§ DO THIS
Each entry below is to be transcribed exactly.

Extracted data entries
----------------

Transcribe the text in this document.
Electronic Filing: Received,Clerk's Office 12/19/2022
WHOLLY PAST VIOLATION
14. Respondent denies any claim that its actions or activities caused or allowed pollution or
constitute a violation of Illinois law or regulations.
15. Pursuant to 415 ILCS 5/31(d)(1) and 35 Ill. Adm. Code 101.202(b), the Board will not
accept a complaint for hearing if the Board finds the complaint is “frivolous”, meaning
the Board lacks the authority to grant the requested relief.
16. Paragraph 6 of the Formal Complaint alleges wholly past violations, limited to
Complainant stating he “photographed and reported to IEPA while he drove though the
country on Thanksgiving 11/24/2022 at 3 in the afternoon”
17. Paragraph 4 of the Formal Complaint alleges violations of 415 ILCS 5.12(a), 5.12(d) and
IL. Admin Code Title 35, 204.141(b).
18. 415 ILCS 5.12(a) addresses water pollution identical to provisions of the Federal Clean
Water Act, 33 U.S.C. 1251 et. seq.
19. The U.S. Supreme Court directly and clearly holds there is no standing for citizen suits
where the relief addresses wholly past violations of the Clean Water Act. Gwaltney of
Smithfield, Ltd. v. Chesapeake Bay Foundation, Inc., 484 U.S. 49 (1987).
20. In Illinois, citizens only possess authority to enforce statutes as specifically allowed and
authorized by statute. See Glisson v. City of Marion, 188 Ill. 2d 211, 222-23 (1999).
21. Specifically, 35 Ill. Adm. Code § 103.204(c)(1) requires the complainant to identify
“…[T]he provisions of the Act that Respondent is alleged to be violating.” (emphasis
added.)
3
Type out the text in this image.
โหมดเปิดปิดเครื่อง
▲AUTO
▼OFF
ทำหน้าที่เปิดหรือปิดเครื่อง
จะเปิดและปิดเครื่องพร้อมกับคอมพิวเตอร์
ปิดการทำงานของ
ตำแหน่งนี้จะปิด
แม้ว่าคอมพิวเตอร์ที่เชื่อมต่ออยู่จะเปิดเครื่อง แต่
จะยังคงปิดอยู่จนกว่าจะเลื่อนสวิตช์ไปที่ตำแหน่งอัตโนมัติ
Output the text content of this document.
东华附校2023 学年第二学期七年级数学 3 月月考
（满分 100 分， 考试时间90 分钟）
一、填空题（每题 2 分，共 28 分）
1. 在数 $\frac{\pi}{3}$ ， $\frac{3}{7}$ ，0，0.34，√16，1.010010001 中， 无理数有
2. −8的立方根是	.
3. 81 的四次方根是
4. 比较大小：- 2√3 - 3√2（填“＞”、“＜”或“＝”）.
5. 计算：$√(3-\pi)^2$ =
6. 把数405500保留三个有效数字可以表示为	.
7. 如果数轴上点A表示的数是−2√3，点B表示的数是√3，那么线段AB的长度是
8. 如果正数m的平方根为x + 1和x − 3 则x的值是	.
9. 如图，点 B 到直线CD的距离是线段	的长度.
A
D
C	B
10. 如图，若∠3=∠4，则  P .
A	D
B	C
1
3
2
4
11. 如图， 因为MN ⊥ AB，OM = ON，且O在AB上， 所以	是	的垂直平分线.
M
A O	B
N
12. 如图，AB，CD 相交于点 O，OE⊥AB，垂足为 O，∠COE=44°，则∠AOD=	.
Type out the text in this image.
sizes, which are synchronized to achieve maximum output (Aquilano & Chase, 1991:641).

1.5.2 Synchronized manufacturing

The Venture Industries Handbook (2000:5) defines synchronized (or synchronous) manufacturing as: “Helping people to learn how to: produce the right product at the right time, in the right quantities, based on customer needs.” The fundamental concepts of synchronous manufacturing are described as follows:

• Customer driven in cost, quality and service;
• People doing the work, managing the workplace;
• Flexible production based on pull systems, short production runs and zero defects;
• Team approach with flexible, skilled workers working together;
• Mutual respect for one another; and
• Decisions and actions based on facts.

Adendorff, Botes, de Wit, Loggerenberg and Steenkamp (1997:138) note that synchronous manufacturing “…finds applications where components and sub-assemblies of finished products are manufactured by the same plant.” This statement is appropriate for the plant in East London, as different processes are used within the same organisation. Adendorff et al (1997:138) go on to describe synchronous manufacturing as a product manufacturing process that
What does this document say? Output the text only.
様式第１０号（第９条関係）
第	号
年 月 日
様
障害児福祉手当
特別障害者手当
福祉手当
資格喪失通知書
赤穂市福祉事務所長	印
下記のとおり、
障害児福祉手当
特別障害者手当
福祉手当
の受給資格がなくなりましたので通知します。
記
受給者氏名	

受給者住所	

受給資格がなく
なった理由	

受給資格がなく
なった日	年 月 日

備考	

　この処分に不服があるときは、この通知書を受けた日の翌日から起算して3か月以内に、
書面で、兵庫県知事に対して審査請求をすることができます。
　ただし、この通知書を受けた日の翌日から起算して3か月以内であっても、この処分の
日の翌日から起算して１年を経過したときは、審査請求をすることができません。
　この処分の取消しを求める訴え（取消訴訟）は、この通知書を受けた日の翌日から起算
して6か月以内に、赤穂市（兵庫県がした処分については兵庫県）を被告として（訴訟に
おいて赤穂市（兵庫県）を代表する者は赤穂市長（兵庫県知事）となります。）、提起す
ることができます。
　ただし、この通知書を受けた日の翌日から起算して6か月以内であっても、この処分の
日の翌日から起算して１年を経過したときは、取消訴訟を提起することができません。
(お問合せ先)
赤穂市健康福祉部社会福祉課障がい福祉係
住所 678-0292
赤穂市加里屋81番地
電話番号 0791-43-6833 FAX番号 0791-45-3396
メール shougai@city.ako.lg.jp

----------------

§ FINISHED ANSWER
Transcribe the text in this document.
Electronic Filing: Received,Clerk's Office 12/19/2022
WHOLLY PAST VIOLATION
14. Respondent denies any claim that its actions or activities caused or allowed pollution or
constitute a violation of Illinois law or regulations.
15. Pursuant to 415 ILCS 5/31(d)(1) and 35 Ill. Adm. Code 101.202(b), the Board will not
accept a complaint for hearing if the Board finds the complaint is “frivolous”, meaning
the Board lacks the authority to grant the requested relief.
16. Paragraph 6 of the Formal Complaint alleges wholly past violations, limited to
Complainant stating he “photographed and reported to IEPA while he drove though the
country on Thanksgiving 11/24/2022 at 3 in the afternoon”
17. Paragraph 4 of the Formal Complaint alleges violations of 415 ILCS 5.12(a), 5.12(d) and
IL. Admin Code Title 35, 204.141(b).
18. 415 ILCS 5.12(a) addresses water pollution identical to provisions of the Federal Clean
Water Act, 33 U.S.C. 1251 et. seq.
19. The U.S. Supreme Court directly and clearly holds there is no standing for citizen suits
where the relief addresses wholly past violations of the Clean Water Act. Gwaltney of
Smithfield, Ltd. v. Chesapeake Bay Foundation, Inc., 484 U.S. 49 (1987).
20. In Illinois, citizens only possess authority to enforce statutes as specifically allowed and
authorized by statute. See Glisson v. City of Marion, 188 Ill. 2d 211, 222-23 (1999).
21. Specifically, 35 Ill. Adm. Code § 103.204(c)(1) requires the complainant to identify
“…[T]he provisions of the Act that Respondent is alleged to be violating.” (emphasis
added.)
3
Type out the text in this image.
โหมดเปิดปิดเครื่อง
▲AUTO
▼OFF
ทำหน้าที่เปิดหรือปิดเครื่อง
จะเปิดและปิดเครื่องพร้อมกับคอมพิวเตอร์
ปิดการทำงานของ
ตำแหน่งนี้จะปิด
แม้ว่าคอมพิวเตอร์ที่เชื่อมต่ออยู่จะเปิดเครื่อง แต่
จะยังคงปิดอยู่จนกว่าจะเลื่อนสวิตช์ไปที่ตำแหน่งอัตโนมัติ
Output the text content of this document.
东华附校2023 学年第二学期七年级数学 3 月月考
（满分 100 分， 考试时间90 分钟）
一、填空题（每题 2 分，共 28 分）
1. 在数 $\frac{\pi}{3}$ ， $\frac{3}{7}$ ，0，0.34，√16，1.010010001 中， 无理数有
2. −8的立方根是	.
3. 81 的四次方根是
4. 比较大小：- 2√3 - 3√2（填“＞”、“＜”或“＝”）.
5. 计算：$√(3-\pi)^2$ =
6. 把数405500保留三个有效数字可以表示为	.
7. 如果数轴上点A表示的数是−2√3，点B表示的数是√3，那么线段AB的长度是
8. 如果正数m的平方根为x + 1和x − 3 则x的值是	.
9. 如图，点 B 到直线CD的距离是线段	的长度.
A
D
C	B
10. 如图，若∠3=∠4，则  P .
A	D
B	C
1
3
2
4
11. 如图， 因为MN ⊥ AB，OM = ON，且O在AB上， 所以	是	的垂直平分线.
M
A O	B
N
12. 如图，AB，CD 相交于点 O，OE⊥AB，垂足为 O，∠COE=44°，则∠AOD=	.
Type out the text in this image.
sizes, which are synchronized to achieve maximum output (Aquilano & Chase, 1991:641).

1.5.2 Synchronized manufacturing

The Venture Industries Handbook (2000:5) defines synchronized (or synchronous) manufacturing as: “Helping people to learn how to: produce the right product at the right time, in the right quantities, based on customer needs.” The fundamental concepts of synchronous manufacturing are described as follows:

• Customer driven in cost, quality and service;
• People doing the work, managing the workplace;
• Flexible production based on pull systems, short production runs and zero defects;
• Team approach with flexible, skilled workers working together;
• Mutual respect for one another; and
• Decisions and actions based on facts.

Adendorff, Botes, de Wit, Loggerenberg and Steenkamp (1997:138) note that synchronous manufacturing “…finds applications where components and sub-assemblies of finished products are manufactured by the same plant.” This statement is appropriate for the plant in East London, as different processes are used within the same organisation. Adendorff et al (1997:138) go on to describe synchronous manufacturing as a product manufacturing process that
What does this document say? Output the text only.
様式第１０号（第９条関係）
第	号
年 月 日
様
障害児福祉手当
特別障害者手当
福祉手当
資格喪失通知書
赤穂市福祉事務所長	印
下記のとおり、
障害児福祉手当
特別障害者手当
福祉手当
の受給資格がなくなりましたので通知します。
記
受給者氏名	

受給者住所	

受給資格がなく
なった理由	

受給資格がなく
なった日	年 月 日

備考	

　この処分に不服があるときは、この通知書を受けた日の翌日から起算して3か月以内に、
書面で、兵庫県知事に対して審査請求をすることができます。
　ただし、この通知書を受けた日の翌日から起算して3か月以内であっても、この処分の
日の翌日から起算して１年を経過したときは、審査請求をすることができません。
　この処分の取消しを求める訴え（取消訴訟）は、この通知書を受けた日の翌日から起算
して6か月以内に、赤穂市（兵庫県がした処分については兵庫県）を被告として（訴訟に
おいて赤穂市（兵庫県）を代表する者は赤穂市長（兵庫県知事）となります。）、提起す
ることができます。
　ただし、この通知書を受けた日の翌日から起算して6か月以内であっても、この処分の
日の翌日から起算して１年を経過したときは、取消訴訟を提起することができません。
(お問合せ先)
赤穂市健康福祉部社会福祉課障がい福祉係
住所 678-0292
赤穂市加里屋81番地
電話番号 0791-43-6833 FAX番号 0791-45-3396
メール shougai@city.ako.lg.jp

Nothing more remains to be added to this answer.